| Collected data |
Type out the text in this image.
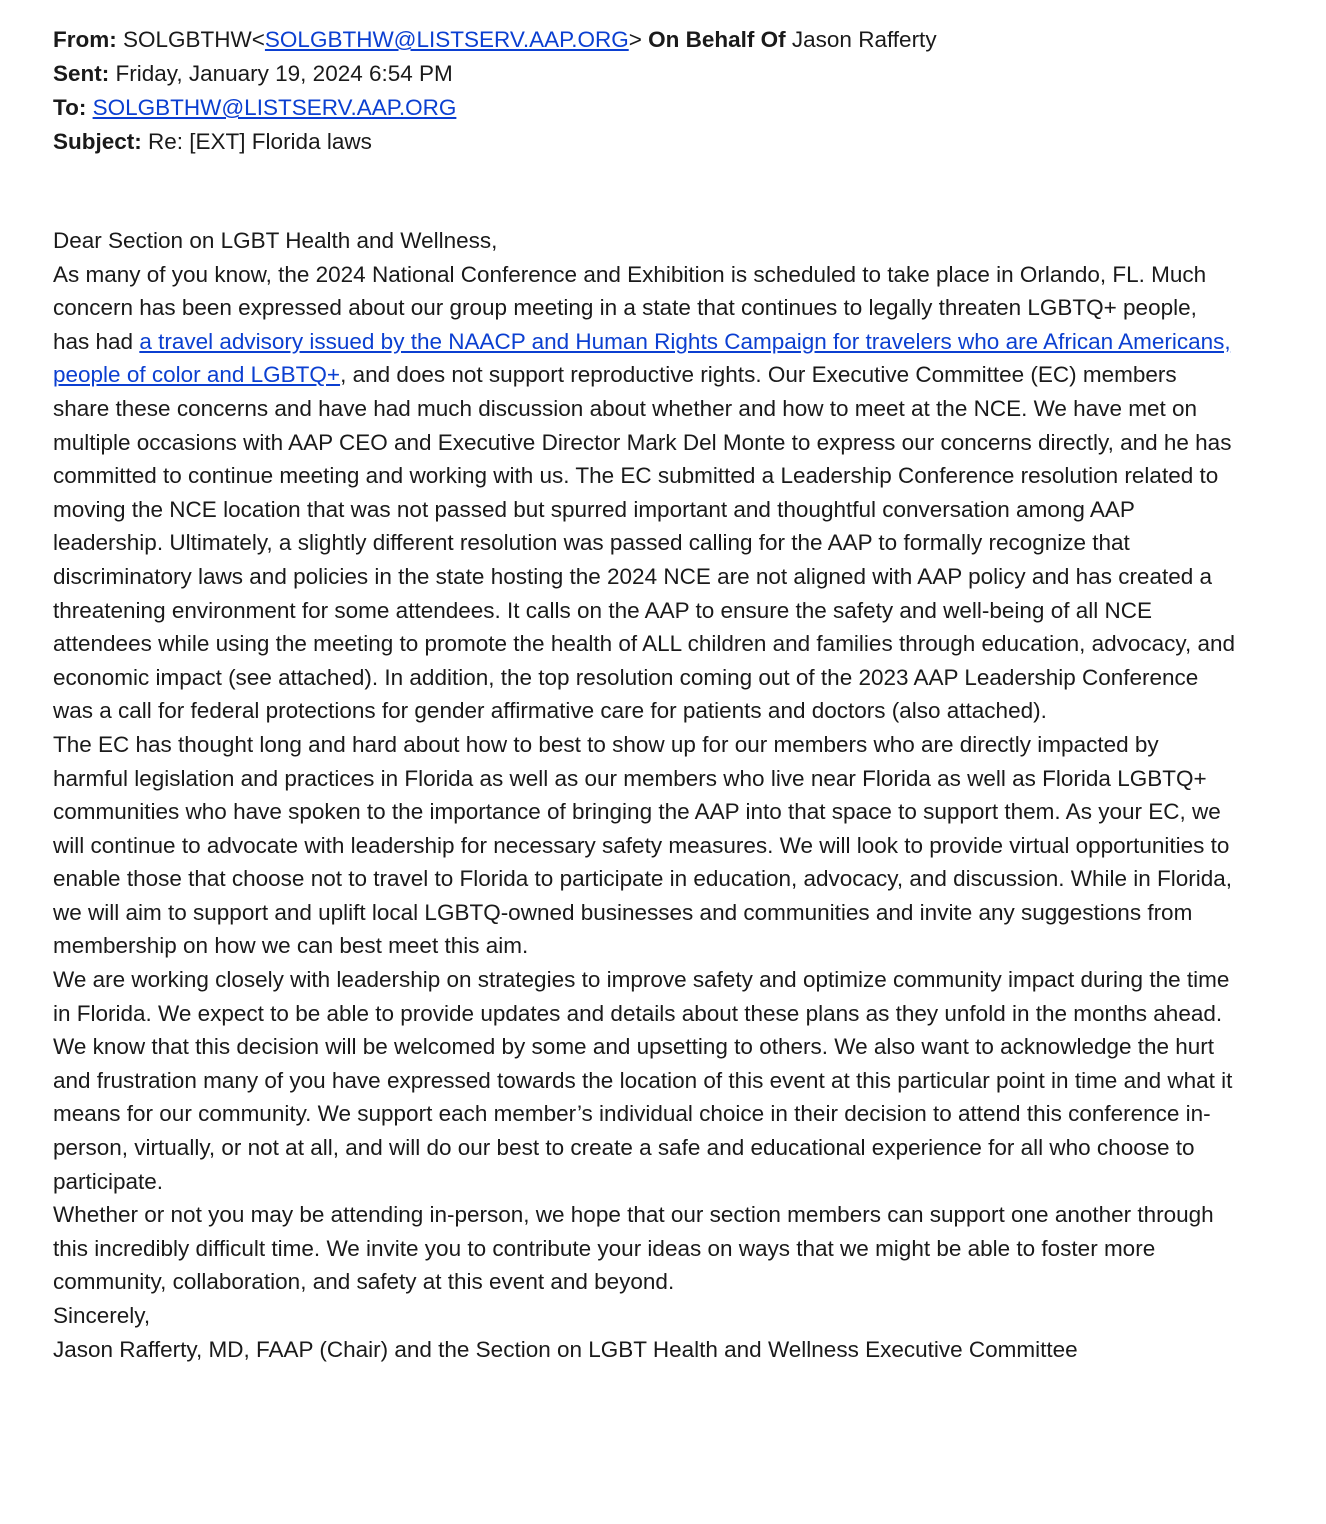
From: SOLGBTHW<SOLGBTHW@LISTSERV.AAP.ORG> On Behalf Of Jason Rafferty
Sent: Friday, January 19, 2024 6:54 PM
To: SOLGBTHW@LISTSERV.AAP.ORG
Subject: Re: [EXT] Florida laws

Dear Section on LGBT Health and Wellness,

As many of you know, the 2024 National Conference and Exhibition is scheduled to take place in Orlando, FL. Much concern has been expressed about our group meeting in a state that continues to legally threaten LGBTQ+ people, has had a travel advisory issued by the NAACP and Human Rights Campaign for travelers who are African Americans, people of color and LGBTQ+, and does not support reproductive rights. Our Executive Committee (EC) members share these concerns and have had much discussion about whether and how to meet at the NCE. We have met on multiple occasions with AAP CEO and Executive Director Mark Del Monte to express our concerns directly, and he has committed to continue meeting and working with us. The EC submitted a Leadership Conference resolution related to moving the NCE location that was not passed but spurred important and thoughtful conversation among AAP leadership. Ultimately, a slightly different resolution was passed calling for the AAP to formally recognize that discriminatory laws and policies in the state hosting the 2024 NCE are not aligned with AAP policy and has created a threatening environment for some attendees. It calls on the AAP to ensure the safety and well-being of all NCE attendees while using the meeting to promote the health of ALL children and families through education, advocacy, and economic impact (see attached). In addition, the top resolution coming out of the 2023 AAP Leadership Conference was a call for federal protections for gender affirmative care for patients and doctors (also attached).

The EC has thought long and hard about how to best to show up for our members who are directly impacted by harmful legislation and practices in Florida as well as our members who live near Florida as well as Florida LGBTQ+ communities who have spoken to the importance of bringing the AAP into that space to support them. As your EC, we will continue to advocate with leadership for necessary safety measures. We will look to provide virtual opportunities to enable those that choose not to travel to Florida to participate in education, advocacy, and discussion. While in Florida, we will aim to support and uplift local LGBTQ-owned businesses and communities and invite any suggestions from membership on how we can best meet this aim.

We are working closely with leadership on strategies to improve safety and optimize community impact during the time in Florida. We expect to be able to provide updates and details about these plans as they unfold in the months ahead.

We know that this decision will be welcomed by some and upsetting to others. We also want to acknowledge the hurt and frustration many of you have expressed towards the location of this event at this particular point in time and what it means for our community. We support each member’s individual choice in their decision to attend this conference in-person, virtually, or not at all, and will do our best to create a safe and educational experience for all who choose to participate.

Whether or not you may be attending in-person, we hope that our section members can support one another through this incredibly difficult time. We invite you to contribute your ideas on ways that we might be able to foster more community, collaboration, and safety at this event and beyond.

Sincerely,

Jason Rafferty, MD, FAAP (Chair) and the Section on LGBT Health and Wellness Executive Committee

| PROBLEM STATEMENT |
Check each line of the data above for the string "your", and copy the ones that have it.

| EXERCISE SOLUTION |
The EC has thought long and hard about how to best to show up for our members who are directly impacted by harmful legislation and practices in Florida as well as our members who live near Florida as well as Florida LGBTQ+ communities who have spoken to the importance of bringing the AAP into that space to support them. As your EC, we will continue to advocate with leadership for necessary safety measures. We will look to provide virtual opportunities to enable those that choose not to travel to Florida to participate in education, advocacy, and discussion. While in Florida, we will aim to support and uplift local LGBTQ-owned businesses and communities and invite any suggestions from membership on how we can best meet this aim.
Whether or not you may be attending in-person, we hope that our section members can support one another through this incredibly difficult time. We invite you to contribute your ideas on ways that we might be able to foster more community, collaboration, and safety at this event and beyond.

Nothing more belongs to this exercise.